* Set task: Repeat the material verbatim. Images are excluded from the copy.

## Begin Data shown

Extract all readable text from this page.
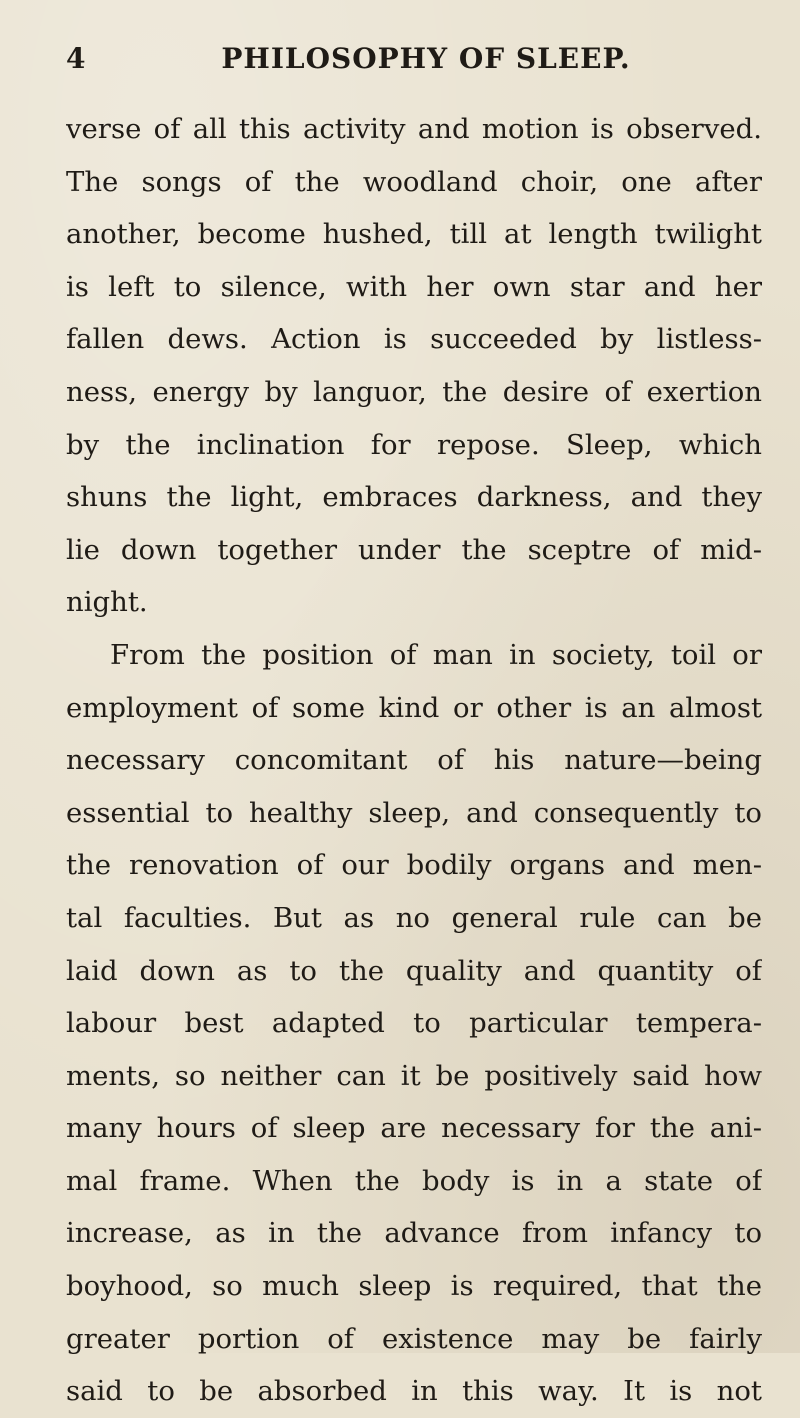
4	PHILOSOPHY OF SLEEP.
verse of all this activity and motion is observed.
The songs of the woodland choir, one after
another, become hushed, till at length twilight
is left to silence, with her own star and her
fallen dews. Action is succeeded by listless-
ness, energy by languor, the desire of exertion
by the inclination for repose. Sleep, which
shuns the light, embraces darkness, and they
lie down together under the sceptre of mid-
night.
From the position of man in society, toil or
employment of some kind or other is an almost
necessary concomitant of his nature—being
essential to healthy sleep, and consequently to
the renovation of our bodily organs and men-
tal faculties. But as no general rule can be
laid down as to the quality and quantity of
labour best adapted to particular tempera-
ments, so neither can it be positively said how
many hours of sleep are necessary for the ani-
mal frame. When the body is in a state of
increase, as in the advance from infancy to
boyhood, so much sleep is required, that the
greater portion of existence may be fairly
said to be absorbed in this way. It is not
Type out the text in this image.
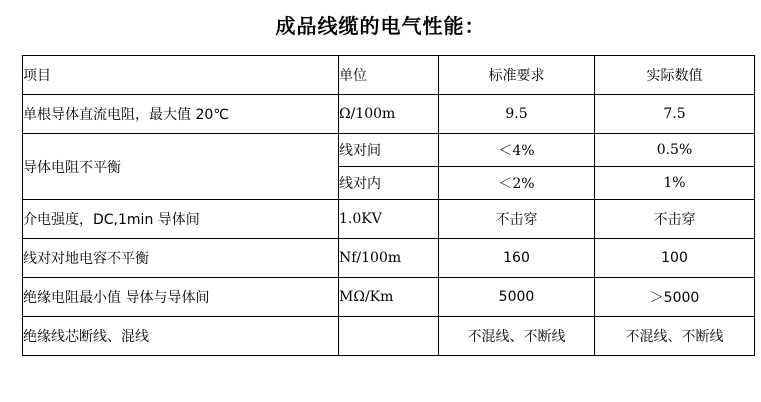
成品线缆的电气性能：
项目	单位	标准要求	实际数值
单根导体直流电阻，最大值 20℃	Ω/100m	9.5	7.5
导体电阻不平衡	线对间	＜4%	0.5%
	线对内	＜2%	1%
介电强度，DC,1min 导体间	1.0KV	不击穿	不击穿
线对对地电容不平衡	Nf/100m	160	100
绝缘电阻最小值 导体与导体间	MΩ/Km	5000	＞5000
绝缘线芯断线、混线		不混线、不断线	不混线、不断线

## End Data shown

* Task response:
Extract all readable text from this page.
4	PHILOSOPHY OF SLEEP.
verse of all this activity and motion is observed.
The songs of the woodland choir, one after
another, become hushed, till at length twilight
is left to silence, with her own star and her
fallen dews. Action is succeeded by listless-
ness, energy by languor, the desire of exertion
by the inclination for repose. Sleep, which
shuns the light, embraces darkness, and they
lie down together under the sceptre of mid-
night.
From the position of man in society, toil or
employment of some kind or other is an almost
necessary concomitant of his nature—being
essential to healthy sleep, and consequently to
the renovation of our bodily organs and men-
tal faculties. But as no general rule can be
laid down as to the quality and quantity of
labour best adapted to particular tempera-
ments, so neither can it be positively said how
many hours of sleep are necessary for the ani-
mal frame. When the body is in a state of
increase, as in the advance from infancy to
boyhood, so much sleep is required, that the
greater portion of existence may be fairly
said to be absorbed in this way. It is not
Type out the text in this image.
成品线缆的电气性能：
项目	单位	标准要求	实际数值
单根导体直流电阻，最大值 20℃	Ω/100m	9.5	7.5
导体电阻不平衡	线对间	＜4%	0.5%
	线对内	＜2%	1%
介电强度，DC,1min 导体间	1.0KV	不击穿	不击穿
线对对地电容不平衡	Nf/100m	160	100
绝缘电阻最小值 导体与导体间	MΩ/Km	5000	＞5000
绝缘线芯断线、混线		不混线、不断线	不混线、不断线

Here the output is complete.